**Task objective:**
Every line with the string "edukasyon" should be gathered.
* begin Dataset extract *
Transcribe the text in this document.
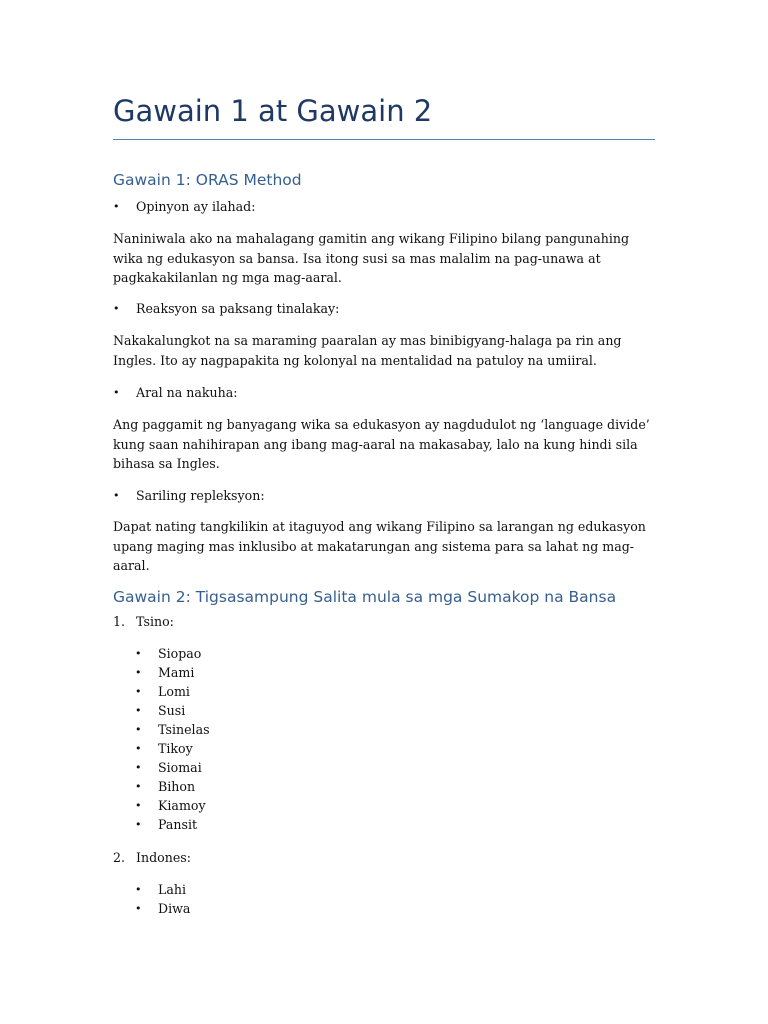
Gawain 1 at Gawain 2
Gawain 1: ORAS Method
• Opinyon ay ilahad:

Naniniwala ako na mahalagang gamitin ang wikang Filipino bilang pangunahing wika ng edukasyon sa bansa. Isa itong susi sa mas malalim na pag-unawa at pagkakakilanlan ng mga mag-aaral.

• Reaksyon sa paksang tinalakay:

Nakakalungkot na sa maraming paaralan ay mas binibigyang-halaga pa rin ang Ingles. Ito ay nagpapakita ng kolonyal na mentalidad na patuloy na umiiral.

• Aral na nakuha:

Ang paggamit ng banyagang wika sa edukasyon ay nagdudulot ng ‘language divide’ kung saan nahihirapan ang ibang mag-aaral na makasabay, lalo na kung hindi sila bihasa sa Ingles.

• Sariling repleksyon:

Dapat nating tangkilikin at itaguyod ang wikang Filipino sa larangan ng edukasyon upang maging mas inklusibo at makatarungan ang sistema para sa lahat ng mag-aaral.

Gawain 2: Tigsasampung Salita mula sa mga Sumakop na Bansa
1. Tsino:
• Siopao
• Mami
• Lomi
• Susi
• Tsinelas
• Tikoy
• Siomai
• Bihon
• Kiamoy
• Pansit
2. Indones:
• Lahi
• Diwa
* end Dataset extract *
**Answer to the problem:**
Naniniwala ako na mahalagang gamitin ang wikang Filipino bilang pangunahing wika ng edukasyon sa bansa. Isa itong susi sa mas malalim na pag-unawa at pagkakakilanlan ng mga mag-aaral.
Ang paggamit ng banyagang wika sa edukasyon ay nagdudulot ng ‘language divide’ kung saan nahihirapan ang ibang mag-aaral na makasabay, lalo na kung hindi sila bihasa sa Ingles.
Dapat nating tangkilikin at itaguyod ang wikang Filipino sa larangan ng edukasyon upang maging mas inklusibo at makatarungan ang sistema para sa lahat ng mag-aaral.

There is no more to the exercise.